* _Provided entries_
'''
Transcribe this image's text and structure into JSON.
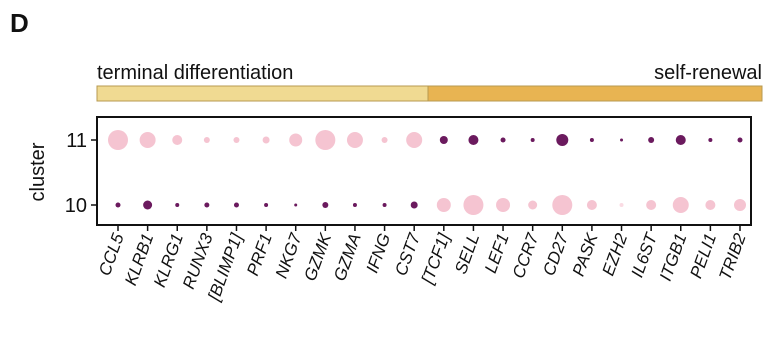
{
  "panel_label": "D",
  "annotations": [
    "terminal differentiation",
    "self-renewal"
  ],
  "chart_data": {
    "type": "dot",
    "ylabel": "cluster",
    "categories": [
      "CCL5",
      "KLRB1",
      "KLRG1",
      "RUNX3",
      "[BLIMP1]",
      "PRF1",
      "NKG7",
      "GZMK",
      "GZMA",
      "IFNG",
      "CST7",
      "[TCF1]",
      "SELL",
      "LEF1",
      "CCR7",
      "CD27",
      "PASK",
      "EZH2",
      "IL6ST",
      "ITGB1",
      "PELI1",
      "TRIB2"
    ],
    "series": [
      {
        "name": "11",
        "sizes": [
          10,
          8,
          5,
          3,
          3,
          3.5,
          6.5,
          10,
          8,
          3,
          8,
          4,
          5,
          2.5,
          2,
          6,
          2,
          1.5,
          3,
          5,
          2,
          2.5
        ],
        "colors": [
          "#f5c4d1",
          "#f5c4d1",
          "#f5c4d1",
          "#f5c4d1",
          "#f5c4d1",
          "#f5c4d1",
          "#f5c4d1",
          "#f5c4d1",
          "#f5c4d1",
          "#f5c4d1",
          "#f5c4d1",
          "#6b1a5e",
          "#6b1a5e",
          "#6b1a5e",
          "#6b1a5e",
          "#6b1a5e",
          "#6b1a5e",
          "#6b1a5e",
          "#6b1a5e",
          "#6b1a5e",
          "#6b1a5e",
          "#6b1a5e"
        ]
      },
      {
        "name": "10",
        "sizes": [
          2.5,
          4.5,
          2,
          2.5,
          2.5,
          2,
          1.5,
          3,
          2,
          2,
          3.5,
          7,
          10,
          7,
          4.5,
          10,
          5,
          2,
          5,
          8,
          5,
          6
        ],
        "colors": [
          "#6b1a5e",
          "#6b1a5e",
          "#6b1a5e",
          "#6b1a5e",
          "#6b1a5e",
          "#6b1a5e",
          "#6b1a5e",
          "#6b1a5e",
          "#6b1a5e",
          "#6b1a5e",
          "#6b1a5e",
          "#f5c4d1",
          "#f5c4d1",
          "#f5c4d1",
          "#f5c4d1",
          "#f5c4d1",
          "#f5c4d1",
          "#fadbe3",
          "#f5c4d1",
          "#f5c4d1",
          "#f5c4d1",
          "#f5c4d1"
        ]
      }
    ]
  }
}
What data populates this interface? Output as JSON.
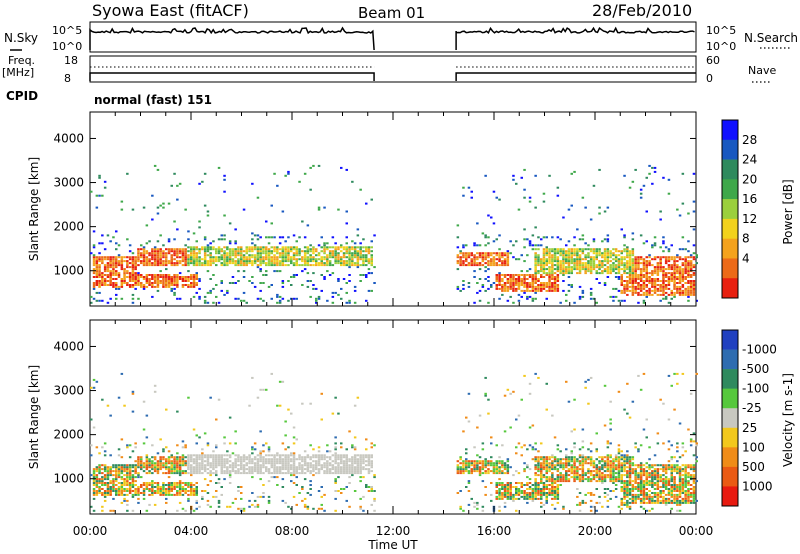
{
  "header": {
    "station": "Syowa East (fitACF)",
    "beam": "Beam 01",
    "date": "28/Feb/2010"
  },
  "chart_data": [
    {
      "type": "line",
      "name": "noise-panel",
      "left_label": "N.Sky",
      "right_label": "N.Search",
      "left_ticks": [
        "10^5",
        "10^0"
      ],
      "right_ticks": [
        "10^5",
        "10^0"
      ],
      "right_legend_style": "dotted",
      "data_gap_ut": [
        "11:15",
        "14:30"
      ]
    },
    {
      "type": "line",
      "name": "frequency-panel",
      "left_label": "Freq.",
      "left_units": "[MHz]",
      "right_label": "Nave",
      "left_ticks": [
        18,
        8
      ],
      "right_ticks": [
        60,
        0
      ],
      "right_legend_style": "dotted",
      "data_gap_ut": [
        "11:15",
        "14:30"
      ]
    },
    {
      "type": "table",
      "name": "cpid-panel",
      "label": "CPID",
      "value": "normal (fast) 151"
    },
    {
      "type": "heatmap",
      "name": "power-panel",
      "ylabel": "Slant Range [km]",
      "yticks": [
        1000,
        2000,
        3000,
        4000
      ],
      "ylim": [
        200,
        4600
      ],
      "xlim_hours": [
        0,
        24
      ],
      "data_gap_ut": [
        "11:15",
        "14:30"
      ],
      "colorbar_label": "Power [dB]",
      "colorbar_ticks": [
        4,
        8,
        12,
        16,
        20,
        24,
        28
      ],
      "colorbar_colors": [
        "#1010ff",
        "#1858c0",
        "#2f8a5e",
        "#3fa84a",
        "#9bd03c",
        "#f2d21c",
        "#f4a21c",
        "#ec6a18",
        "#e82010"
      ]
    },
    {
      "type": "heatmap",
      "name": "velocity-panel",
      "ylabel": "Slant Range [km]",
      "yticks": [
        1000,
        2000,
        3000,
        4000
      ],
      "ylim": [
        200,
        4600
      ],
      "xlim_hours": [
        0,
        24
      ],
      "data_gap_ut": [
        "11:15",
        "14:30"
      ],
      "xlabel": "Time UT",
      "xticks": [
        "00:00",
        "04:00",
        "08:00",
        "12:00",
        "16:00",
        "20:00",
        "00:00"
      ],
      "colorbar_label": "Velocity [m s-1]",
      "colorbar_ticks": [
        "1000",
        "500",
        "100",
        "25",
        "-25",
        "-100",
        "-500",
        "-1000"
      ],
      "colorbar_colors": [
        "#2040c0",
        "#2e6cb0",
        "#2f8a5e",
        "#56c83c",
        "#c8c8c0",
        "#f2c81c",
        "#f08c18",
        "#ea5a14",
        "#e81a10"
      ]
    }
  ]
}
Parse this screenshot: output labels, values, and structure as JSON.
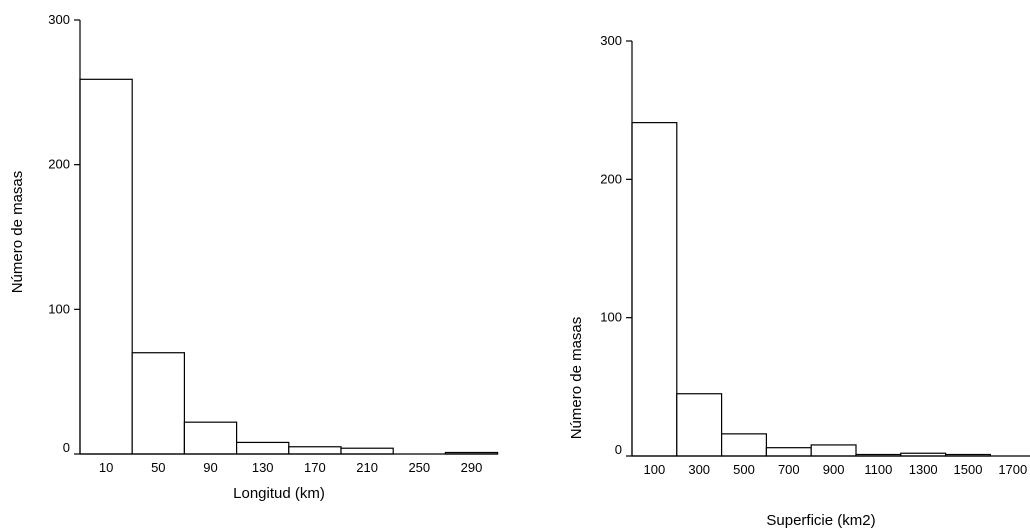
{
  "chart_data": [
    {
      "type": "bar",
      "categories": [
        "10",
        "50",
        "90",
        "130",
        "170",
        "210",
        "250",
        "290"
      ],
      "values": [
        259,
        70,
        22,
        8,
        5,
        4,
        0,
        1
      ],
      "xlabel": "Longitud (km)",
      "ylabel": "Número de masas",
      "ylim": [
        0,
        300
      ],
      "yticks": [
        "0",
        "100",
        "200",
        "300"
      ],
      "grid": false,
      "bar_fill": "#ffffff",
      "bar_stroke": "#000000"
    },
    {
      "type": "bar",
      "categories": [
        "100",
        "300",
        "500",
        "700",
        "900",
        "1100",
        "1300",
        "1500",
        "1700"
      ],
      "values": [
        241,
        45,
        16,
        6,
        8,
        1,
        2,
        1,
        0
      ],
      "xlabel": "Superficie (km2)",
      "ylabel": "Número de masas",
      "ylim": [
        0,
        300
      ],
      "yticks": [
        "0",
        "100",
        "200",
        "300"
      ],
      "grid": false,
      "bar_fill": "#ffffff",
      "bar_stroke": "#000000"
    }
  ]
}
'''
* _What you need to do_
Can you retype every record above exactly, leaving out the pictures?

* _Result below_
Transcribe this image's text and structure into JSON.
{
  "panel_label": "D",
  "annotations": [
    "terminal differentiation",
    "self-renewal"
  ],
  "chart_data": {
    "type": "dot",
    "ylabel": "cluster",
    "categories": [
      "CCL5",
      "KLRB1",
      "KLRG1",
      "RUNX3",
      "[BLIMP1]",
      "PRF1",
      "NKG7",
      "GZMK",
      "GZMA",
      "IFNG",
      "CST7",
      "[TCF1]",
      "SELL",
      "LEF1",
      "CCR7",
      "CD27",
      "PASK",
      "EZH2",
      "IL6ST",
      "ITGB1",
      "PELI1",
      "TRIB2"
    ],
    "series": [
      {
        "name": "11",
        "sizes": [
          10,
          8,
          5,
          3,
          3,
          3.5,
          6.5,
          10,
          8,
          3,
          8,
          4,
          5,
          2.5,
          2,
          6,
          2,
          1.5,
          3,
          5,
          2,
          2.5
        ],
        "colors": [
          "#f5c4d1",
          "#f5c4d1",
          "#f5c4d1",
          "#f5c4d1",
          "#f5c4d1",
          "#f5c4d1",
          "#f5c4d1",
          "#f5c4d1",
          "#f5c4d1",
          "#f5c4d1",
          "#f5c4d1",
          "#6b1a5e",
          "#6b1a5e",
          "#6b1a5e",
          "#6b1a5e",
          "#6b1a5e",
          "#6b1a5e",
          "#6b1a5e",
          "#6b1a5e",
          "#6b1a5e",
          "#6b1a5e",
          "#6b1a5e"
        ]
      },
      {
        "name": "10",
        "sizes": [
          2.5,
          4.5,
          2,
          2.5,
          2.5,
          2,
          1.5,
          3,
          2,
          2,
          3.5,
          7,
          10,
          7,
          4.5,
          10,
          5,
          2,
          5,
          8,
          5,
          6
        ],
        "colors": [
          "#6b1a5e",
          "#6b1a5e",
          "#6b1a5e",
          "#6b1a5e",
          "#6b1a5e",
          "#6b1a5e",
          "#6b1a5e",
          "#6b1a5e",
          "#6b1a5e",
          "#6b1a5e",
          "#6b1a5e",
          "#f5c4d1",
          "#f5c4d1",
          "#f5c4d1",
          "#f5c4d1",
          "#f5c4d1",
          "#f5c4d1",
          "#fadbe3",
          "#f5c4d1",
          "#f5c4d1",
          "#f5c4d1",
          "#f5c4d1"
        ]
      }
    ]
  }
}
What data populates this interface? Output as JSON.
{
  "header": {
    "station": "Syowa East (fitACF)",
    "beam": "Beam 01",
    "date": "28/Feb/2010"
  },
  "chart_data": [
    {
      "type": "line",
      "name": "noise-panel",
      "left_label": "N.Sky",
      "right_label": "N.Search",
      "left_ticks": [
        "10^5",
        "10^0"
      ],
      "right_ticks": [
        "10^5",
        "10^0"
      ],
      "right_legend_style": "dotted",
      "data_gap_ut": [
        "11:15",
        "14:30"
      ]
    },
    {
      "type": "line",
      "name": "frequency-panel",
      "left_label": "Freq.",
      "left_units": "[MHz]",
      "right_label": "Nave",
      "left_ticks": [
        18,
        8
      ],
      "right_ticks": [
        60,
        0
      ],
      "right_legend_style": "dotted",
      "data_gap_ut": [
        "11:15",
        "14:30"
      ]
    },
    {
      "type": "table",
      "name": "cpid-panel",
      "label": "CPID",
      "value": "normal (fast) 151"
    },
    {
      "type": "heatmap",
      "name": "power-panel",
      "ylabel": "Slant Range [km]",
      "yticks": [
        1000,
        2000,
        3000,
        4000
      ],
      "ylim": [
        200,
        4600
      ],
      "xlim_hours": [
        0,
        24
      ],
      "data_gap_ut": [
        "11:15",
        "14:30"
      ],
      "colorbar_label": "Power [dB]",
      "colorbar_ticks": [
        4,
        8,
        12,
        16,
        20,
        24,
        28
      ],
      "colorbar_colors": [
        "#1010ff",
        "#1858c0",
        "#2f8a5e",
        "#3fa84a",
        "#9bd03c",
        "#f2d21c",
        "#f4a21c",
        "#ec6a18",
        "#e82010"
      ]
    },
    {
      "type": "heatmap",
      "name": "velocity-panel",
      "ylabel": "Slant Range [km]",
      "yticks": [
        1000,
        2000,
        3000,
        4000
      ],
      "ylim": [
        200,
        4600
      ],
      "xlim_hours": [
        0,
        24
      ],
      "data_gap_ut": [
        "11:15",
        "14:30"
      ],
      "xlabel": "Time UT",
      "xticks": [
        "00:00",
        "04:00",
        "08:00",
        "12:00",
        "16:00",
        "20:00",
        "00:00"
      ],
      "colorbar_label": "Velocity [m s-1]",
      "colorbar_ticks": [
        "1000",
        "500",
        "100",
        "25",
        "-25",
        "-100",
        "-500",
        "-1000"
      ],
      "colorbar_colors": [
        "#2040c0",
        "#2e6cb0",
        "#2f8a5e",
        "#56c83c",
        "#c8c8c0",
        "#f2c81c",
        "#f08c18",
        "#ea5a14",
        "#e81a10"
      ]
    }
  ]
}
Parse this screenshot: output labels, values, and structure as JSON.
{
  "chart_data": [
    {
      "type": "bar",
      "categories": [
        "10",
        "50",
        "90",
        "130",
        "170",
        "210",
        "250",
        "290"
      ],
      "values": [
        259,
        70,
        22,
        8,
        5,
        4,
        0,
        1
      ],
      "xlabel": "Longitud (km)",
      "ylabel": "Número de masas",
      "ylim": [
        0,
        300
      ],
      "yticks": [
        "0",
        "100",
        "200",
        "300"
      ],
      "grid": false,
      "bar_fill": "#ffffff",
      "bar_stroke": "#000000"
    },
    {
      "type": "bar",
      "categories": [
        "100",
        "300",
        "500",
        "700",
        "900",
        "1100",
        "1300",
        "1500",
        "1700"
      ],
      "values": [
        241,
        45,
        16,
        6,
        8,
        1,
        2,
        1,
        0
      ],
      "xlabel": "Superficie (km2)",
      "ylabel": "Número de masas",
      "ylim": [
        0,
        300
      ],
      "yticks": [
        "0",
        "100",
        "200",
        "300"
      ],
      "grid": false,
      "bar_fill": "#ffffff",
      "bar_stroke": "#000000"
    }
  ]
}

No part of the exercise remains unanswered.